Work instructions:
Collect the lines of the entries where "label" shows up.

Records to use:

** Begin **

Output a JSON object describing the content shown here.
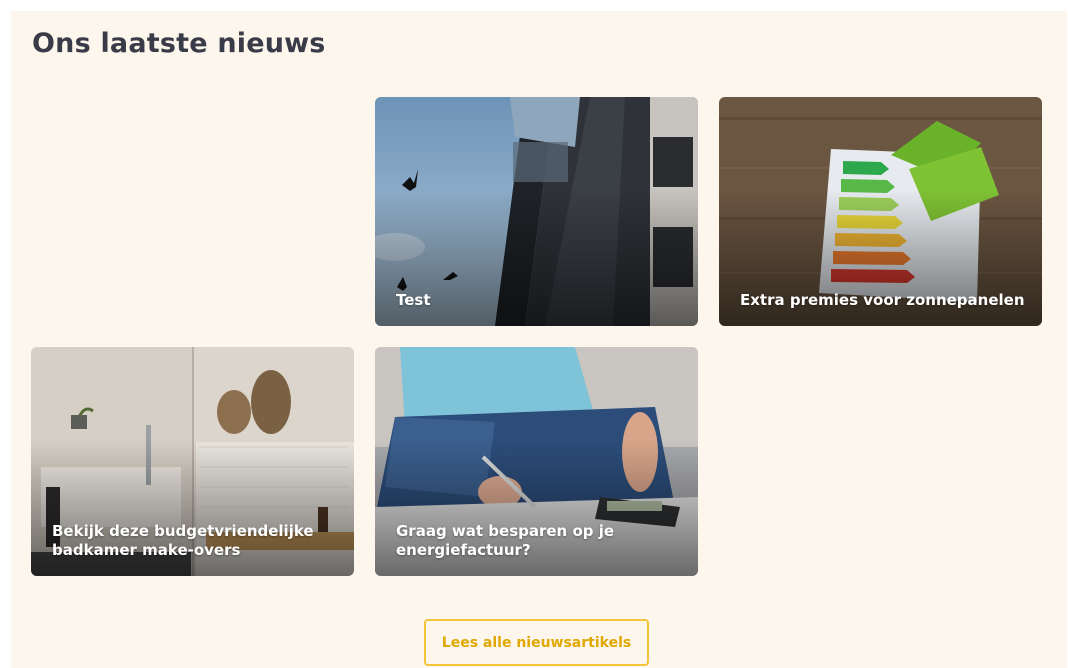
{
  "section": {
    "title": "Ons laatste nieuws"
  },
  "articles": [
    {
      "title": "Test",
      "image": "bird-building-photo"
    },
    {
      "title": "Extra premies voor zonnepanelen",
      "image": "energy-label-house-photo"
    },
    {
      "title": "Bekijk deze budgetvriendelijke badkamer make-overs",
      "image": "bathroom-photo"
    },
    {
      "title": "Graag wat besparen op je energiefactuur?",
      "image": "calculator-photo"
    }
  ],
  "cta": {
    "label": "Lees alle nieuwsartikels"
  },
  "colors": {
    "background": "#fdf6ec",
    "heading": "#3a3b48",
    "accent": "#f3c53b"
  }
}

** End **

The completed task:
      "image": "energy-label-house-photo"
    "label": "Lees alle nieuwsartikels"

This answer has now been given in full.